Filter the entries and keep only the lines where the string "arlettarchundia" appears.

[Saved entries]
════
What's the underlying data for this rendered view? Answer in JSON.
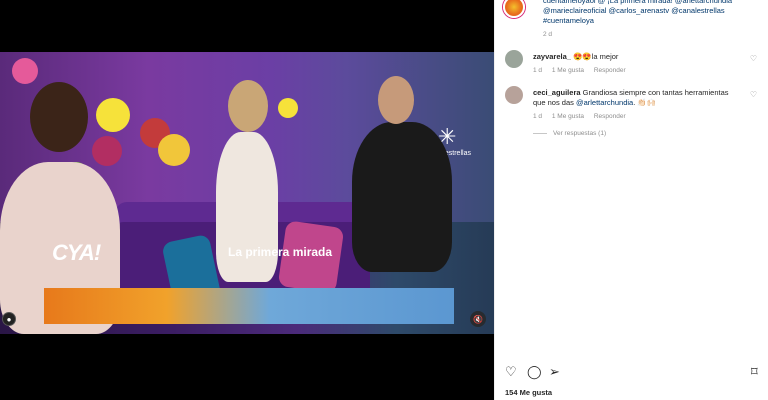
{
  "post": {
    "caption_text": "cuentameloyaoi @ ¡La primera mirada! @arlettarchundia @marieclaireoficial @carlos_arenastv @canalestrellas #cuentameloya",
    "caption_time": "2 d",
    "video_lower_third_logo": "CYA!",
    "video_lower_third_title": "La primera mirada",
    "video_channel_logo_text": "las estrellas"
  },
  "comments": [
    {
      "user": "zayvarela_",
      "text": "😍😍la mejor",
      "time": "1 d",
      "likes_label": "1 Me gusta",
      "reply_label": "Responder"
    },
    {
      "user": "ceci_aguilera",
      "text_before": "Grandiosa siempre con tantas herramientas que nos das",
      "mention": "@arlettarchundia",
      "text_after": ". 👏🏻🙌🏻",
      "time": "1 d",
      "likes_label": "1 Me gusta",
      "reply_label": "Responder",
      "replies_label": "Ver respuestas (1)"
    }
  ],
  "footer": {
    "likes_count": "154 Me gusta"
  },
  "icons": {
    "heart": "heart-icon",
    "comment": "comment-icon",
    "share": "share-icon",
    "save": "bookmark-icon"
  },
  "colors": {
    "link": "#00376b",
    "muted": "#8e8e8e",
    "text": "#262626"
  }
}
════
[Task output]
    "caption_text": "cuentameloyaoi @ ¡La primera mirada! @arlettarchundia @marieclaireoficial @carlos_arenastv @canalestrellas #cuentameloya",
      "mention": "@arlettarchundia",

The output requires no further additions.